▶ _SET PROBLEM_: Repeat the whole listing exactly.
++++ DATASET RECORDS
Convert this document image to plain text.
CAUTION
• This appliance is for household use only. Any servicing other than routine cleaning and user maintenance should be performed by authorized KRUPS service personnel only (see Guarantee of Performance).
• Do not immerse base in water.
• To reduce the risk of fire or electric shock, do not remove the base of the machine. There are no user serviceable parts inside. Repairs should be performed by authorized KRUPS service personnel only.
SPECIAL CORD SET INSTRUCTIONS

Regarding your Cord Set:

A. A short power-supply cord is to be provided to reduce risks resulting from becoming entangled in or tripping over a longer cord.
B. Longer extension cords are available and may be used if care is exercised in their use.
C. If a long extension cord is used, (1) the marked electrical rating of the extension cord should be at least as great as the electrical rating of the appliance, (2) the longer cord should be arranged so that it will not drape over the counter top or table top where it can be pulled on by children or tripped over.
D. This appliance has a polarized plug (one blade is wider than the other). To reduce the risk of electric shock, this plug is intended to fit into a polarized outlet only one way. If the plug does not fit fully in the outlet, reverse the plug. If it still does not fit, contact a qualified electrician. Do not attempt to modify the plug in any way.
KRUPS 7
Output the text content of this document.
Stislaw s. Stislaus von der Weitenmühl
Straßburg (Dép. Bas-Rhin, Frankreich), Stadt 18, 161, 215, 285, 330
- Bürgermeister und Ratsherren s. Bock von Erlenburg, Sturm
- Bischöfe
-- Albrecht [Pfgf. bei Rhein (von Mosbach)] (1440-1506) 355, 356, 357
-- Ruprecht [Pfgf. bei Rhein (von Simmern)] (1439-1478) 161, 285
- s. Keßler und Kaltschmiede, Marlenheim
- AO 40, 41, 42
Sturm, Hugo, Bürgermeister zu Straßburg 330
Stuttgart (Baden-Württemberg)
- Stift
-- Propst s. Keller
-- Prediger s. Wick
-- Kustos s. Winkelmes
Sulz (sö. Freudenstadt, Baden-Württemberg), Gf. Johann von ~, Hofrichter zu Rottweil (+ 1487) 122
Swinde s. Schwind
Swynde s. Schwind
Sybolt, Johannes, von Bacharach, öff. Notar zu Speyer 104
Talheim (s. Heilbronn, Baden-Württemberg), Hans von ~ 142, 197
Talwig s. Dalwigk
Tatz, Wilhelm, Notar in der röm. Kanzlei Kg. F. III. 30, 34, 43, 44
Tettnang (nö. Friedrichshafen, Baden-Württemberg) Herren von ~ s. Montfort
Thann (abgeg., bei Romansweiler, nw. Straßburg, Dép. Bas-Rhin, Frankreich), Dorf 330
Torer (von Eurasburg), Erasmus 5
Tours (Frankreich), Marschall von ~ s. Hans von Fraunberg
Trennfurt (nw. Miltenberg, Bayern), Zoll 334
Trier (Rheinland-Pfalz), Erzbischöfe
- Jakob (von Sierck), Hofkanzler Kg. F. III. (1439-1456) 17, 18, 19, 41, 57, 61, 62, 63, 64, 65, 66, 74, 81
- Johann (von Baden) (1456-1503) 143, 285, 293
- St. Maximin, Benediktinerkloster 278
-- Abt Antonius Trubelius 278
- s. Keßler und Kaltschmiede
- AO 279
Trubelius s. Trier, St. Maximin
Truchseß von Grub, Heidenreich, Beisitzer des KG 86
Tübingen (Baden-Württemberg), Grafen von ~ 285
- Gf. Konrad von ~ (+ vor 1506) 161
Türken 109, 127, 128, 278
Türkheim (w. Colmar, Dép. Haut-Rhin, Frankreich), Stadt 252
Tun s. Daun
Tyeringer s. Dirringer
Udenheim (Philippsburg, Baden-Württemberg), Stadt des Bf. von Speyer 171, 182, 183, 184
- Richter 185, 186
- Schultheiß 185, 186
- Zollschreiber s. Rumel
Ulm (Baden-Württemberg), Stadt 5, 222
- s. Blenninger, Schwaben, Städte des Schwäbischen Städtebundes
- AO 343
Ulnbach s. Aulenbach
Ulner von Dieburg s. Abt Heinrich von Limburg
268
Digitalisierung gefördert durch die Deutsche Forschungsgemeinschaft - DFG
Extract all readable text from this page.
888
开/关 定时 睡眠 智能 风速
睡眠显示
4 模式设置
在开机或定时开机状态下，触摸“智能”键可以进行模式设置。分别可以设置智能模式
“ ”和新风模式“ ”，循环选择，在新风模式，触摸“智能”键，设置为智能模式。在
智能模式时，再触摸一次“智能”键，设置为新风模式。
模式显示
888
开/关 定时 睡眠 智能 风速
++++++++
▶ _THE COMPLETED TASK_:
Convert this document image to plain text.
CAUTION
• This appliance is for household use only. Any servicing other than routine cleaning and user maintenance should be performed by authorized KRUPS service personnel only (see Guarantee of Performance).
• Do not immerse base in water.
• To reduce the risk of fire or electric shock, do not remove the base of the machine. There are no user serviceable parts inside. Repairs should be performed by authorized KRUPS service personnel only.
SPECIAL CORD SET INSTRUCTIONS

Regarding your Cord Set:

A. A short power-supply cord is to be provided to reduce risks resulting from becoming entangled in or tripping over a longer cord.
B. Longer extension cords are available and may be used if care is exercised in their use.
C. If a long extension cord is used, (1) the marked electrical rating of the extension cord should be at least as great as the electrical rating of the appliance, (2) the longer cord should be arranged so that it will not drape over the counter top or table top where it can be pulled on by children or tripped over.
D. This appliance has a polarized plug (one blade is wider than the other). To reduce the risk of electric shock, this plug is intended to fit into a polarized outlet only one way. If the plug does not fit fully in the outlet, reverse the plug. If it still does not fit, contact a qualified electrician. Do not attempt to modify the plug in any way.
KRUPS 7
Output the text content of this document.
Stislaw s. Stislaus von der Weitenmühl
Straßburg (Dép. Bas-Rhin, Frankreich), Stadt 18, 161, 215, 285, 330
- Bürgermeister und Ratsherren s. Bock von Erlenburg, Sturm
- Bischöfe
-- Albrecht [Pfgf. bei Rhein (von Mosbach)] (1440-1506) 355, 356, 357
-- Ruprecht [Pfgf. bei Rhein (von Simmern)] (1439-1478) 161, 285
- s. Keßler und Kaltschmiede, Marlenheim
- AO 40, 41, 42
Sturm, Hugo, Bürgermeister zu Straßburg 330
Stuttgart (Baden-Württemberg)
- Stift
-- Propst s. Keller
-- Prediger s. Wick
-- Kustos s. Winkelmes
Sulz (sö. Freudenstadt, Baden-Württemberg), Gf. Johann von ~, Hofrichter zu Rottweil (+ 1487) 122
Swinde s. Schwind
Swynde s. Schwind
Sybolt, Johannes, von Bacharach, öff. Notar zu Speyer 104
Talheim (s. Heilbronn, Baden-Württemberg), Hans von ~ 142, 197
Talwig s. Dalwigk
Tatz, Wilhelm, Notar in der röm. Kanzlei Kg. F. III. 30, 34, 43, 44
Tettnang (nö. Friedrichshafen, Baden-Württemberg) Herren von ~ s. Montfort
Thann (abgeg., bei Romansweiler, nw. Straßburg, Dép. Bas-Rhin, Frankreich), Dorf 330
Torer (von Eurasburg), Erasmus 5
Tours (Frankreich), Marschall von ~ s. Hans von Fraunberg
Trennfurt (nw. Miltenberg, Bayern), Zoll 334
Trier (Rheinland-Pfalz), Erzbischöfe
- Jakob (von Sierck), Hofkanzler Kg. F. III. (1439-1456) 17, 18, 19, 41, 57, 61, 62, 63, 64, 65, 66, 74, 81
- Johann (von Baden) (1456-1503) 143, 285, 293
- St. Maximin, Benediktinerkloster 278
-- Abt Antonius Trubelius 278
- s. Keßler und Kaltschmiede
- AO 279
Trubelius s. Trier, St. Maximin
Truchseß von Grub, Heidenreich, Beisitzer des KG 86
Tübingen (Baden-Württemberg), Grafen von ~ 285
- Gf. Konrad von ~ (+ vor 1506) 161
Türken 109, 127, 128, 278
Türkheim (w. Colmar, Dép. Haut-Rhin, Frankreich), Stadt 252
Tun s. Daun
Tyeringer s. Dirringer
Udenheim (Philippsburg, Baden-Württemberg), Stadt des Bf. von Speyer 171, 182, 183, 184
- Richter 185, 186
- Schultheiß 185, 186
- Zollschreiber s. Rumel
Ulm (Baden-Württemberg), Stadt 5, 222
- s. Blenninger, Schwaben, Städte des Schwäbischen Städtebundes
- AO 343
Ulnbach s. Aulenbach
Ulner von Dieburg s. Abt Heinrich von Limburg
268
Digitalisierung gefördert durch die Deutsche Forschungsgemeinschaft - DFG
Extract all readable text from this page.
888
开/关 定时 睡眠 智能 风速
睡眠显示
4 模式设置
在开机或定时开机状态下，触摸“智能”键可以进行模式设置。分别可以设置智能模式
“ ”和新风模式“ ”，循环选择，在新风模式，触摸“智能”键，设置为智能模式。在
智能模式时，再触摸一次“智能”键，设置为新风模式。
模式显示
888
开/关 定时 睡眠 智能 风速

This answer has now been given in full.